◆ TASK OBJECTIVE
Please list all lines of the material below in which the string "dispensed" occurs.

☆ ☆ ☆ ☆

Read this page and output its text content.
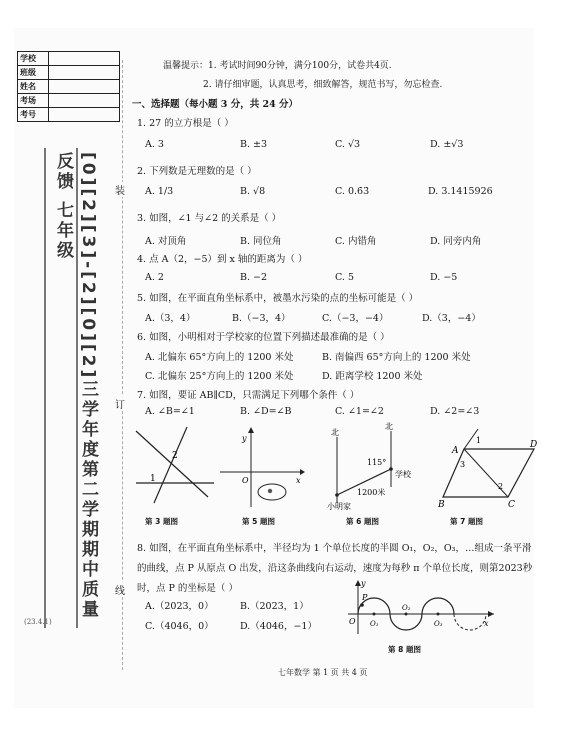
学校	
班级	
姓名	
考场	
考号	
[0][2][3]-[2][0][2]三学年度第二学期期中质量反馈 七年级
(23.4.1)
装
订
线
温馨提示：1. 考试时间90分钟，满分100分，试卷共4页.
2. 请仔细审题，认真思考，细致解答，规范书写，勿忘检查.
一、选择题（每小题 3 分，共 24 分）
1. 27 的立方根是（ ）
A. 3	B. ±3	C. √3	D. ±√3
2. 下列数是无理数的是（ ）
A. 1/3	B. √8	C. 0.6̇3̇	D. 3.1415926
3. 如图，∠1 与∠2 的关系是（ ）
A. 对顶角	B. 同位角	C. 内错角	D. 同旁内角
4. 点 A（2，−5）到 x 轴的距离为（ ）
A. 2	B. −2	C. 5	D. −5
5. 如图，在平面直角坐标系中，被墨水污染的点的坐标可能是（ ）
A.（3，4）	B.（−3，4）	C.（−3，−4）	D.（3，−4）
6. 如图，小明相对于学校家的位置下列描述最准确的是（ ）
A. 北偏东 65°方向上的 1200 米处	B. 南偏西 65°方向上的 1200 米处
C. 北偏东 25°方向上的 1200 米处	D. 距离学校 1200 米处
7. 如图，要证 AB∥CD，只需满足下列哪个条件（ ）
A. ∠B=∠1	B. ∠D=∠B	C. ∠1=∠2	D. ∠2=∠3
1
2
第 3 题图
y
x
O
第 5 题图
北
北
115°
学校
1200米
小明家
第 6 题图
A
D
B	C
1
2
3
第 7 题图
8. 如图，在平面直角坐标系中，半径均为 1 个单位长度的半圆 O₁，O₂，O₃，…组成一条平滑
的曲线，点 P 从原点 O 出发，沿这条曲线向右运动，速度为每秒 π 个单位长度，则第2023秒
时，点 P 的坐标是（ ）
A.（2023，0）	B.（2023，1）
C.（4046，0）	D.（4046，−1）
y
x
O
P
O₁
O₂
O₃
第 8 题图
七年数学 第 1 页 共 4 页
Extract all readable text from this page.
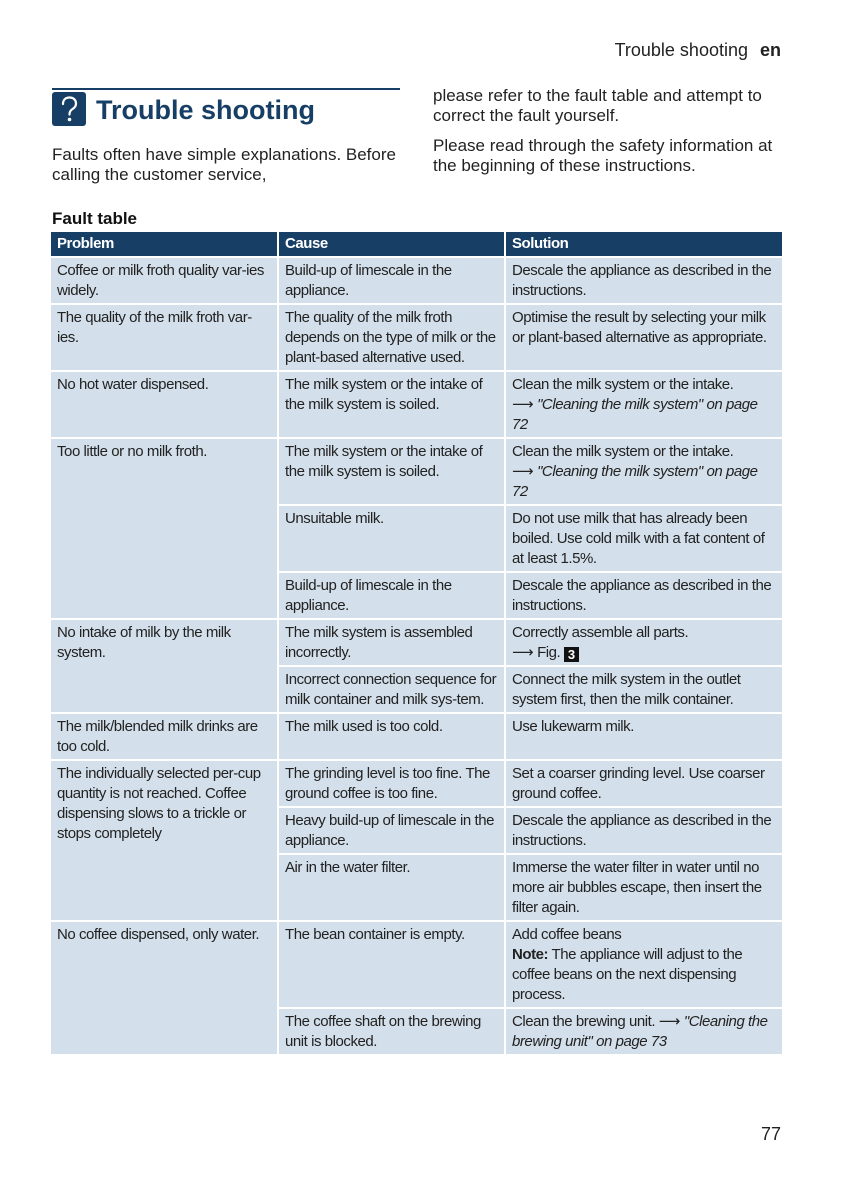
Trouble shooting en
Trouble shooting
Faults often have simple explanations. Before calling the customer service,

please refer to the fault table and attempt to correct the fault yourself.

Please read through the safety information at the beginning of these instructions.

Fault table
Problem	Cause	Solution
Coffee or milk froth quality var-ies widely.	Build-up of limescale in the appliance.	Descale the appliance as described in the instructions.
The quality of the milk froth var-ies.	The quality of the milk froth depends on the type of milk or the plant-based alternative used.	Optimise the result by selecting your milk or plant-based alternative as appropriate.
No hot water dispensed.	The milk system or the intake of the milk system is soiled.	Clean the milk system or the intake.
⟶ "Cleaning the milk system" on page 72

Too little or no milk froth.	The milk system or the intake of the milk system is soiled.	Clean the milk system or the intake.
⟶ "Cleaning the milk system" on page 72

	Unsuitable milk.	Do not use milk that has already been boiled. Use cold milk with a fat content of at least 1.5%.
	Build-up of limescale in the appliance.	Descale the appliance as described in the instructions.
No intake of milk by the milk system.	The milk system is assembled incorrectly.	Correctly assemble all parts.
⟶ Fig. 3

	Incorrect connection sequence for milk container and milk sys-tem.	Connect the milk system in the outlet system first, then the milk container.
The milk/blended milk drinks are too cold.	The milk used is too cold.	Use lukewarm milk.
The individually selected per-cup quantity is not reached. Coffee dispensing slows to a trickle or stops completely	The grinding level is too fine. The ground coffee is too fine.	Set a coarser grinding level. Use coarser ground coffee.
	Heavy build-up of limescale in the appliance.	Descale the appliance as described in the instructions.
	Air in the water filter.	Immerse the water filter in water until no more air bubbles escape, then insert the filter again.
No coffee dispensed, only water.	The bean container is empty.	Add coffee beans
Note: The appliance will adjust to the coffee beans on the next dispensing process.

	The coffee shaft on the brewing unit is blocked.	Clean the brewing unit. ⟶ "Cleaning the brewing unit" on page 73
77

☆ ☆ ☆ ☆

◆ THE ANSWER
No hot water dispensed.	The milk system or the intake of the milk system is soiled.	Clean the milk system or the intake.
No coffee dispensed, only water.	The bean container is empty.	Add coffee beans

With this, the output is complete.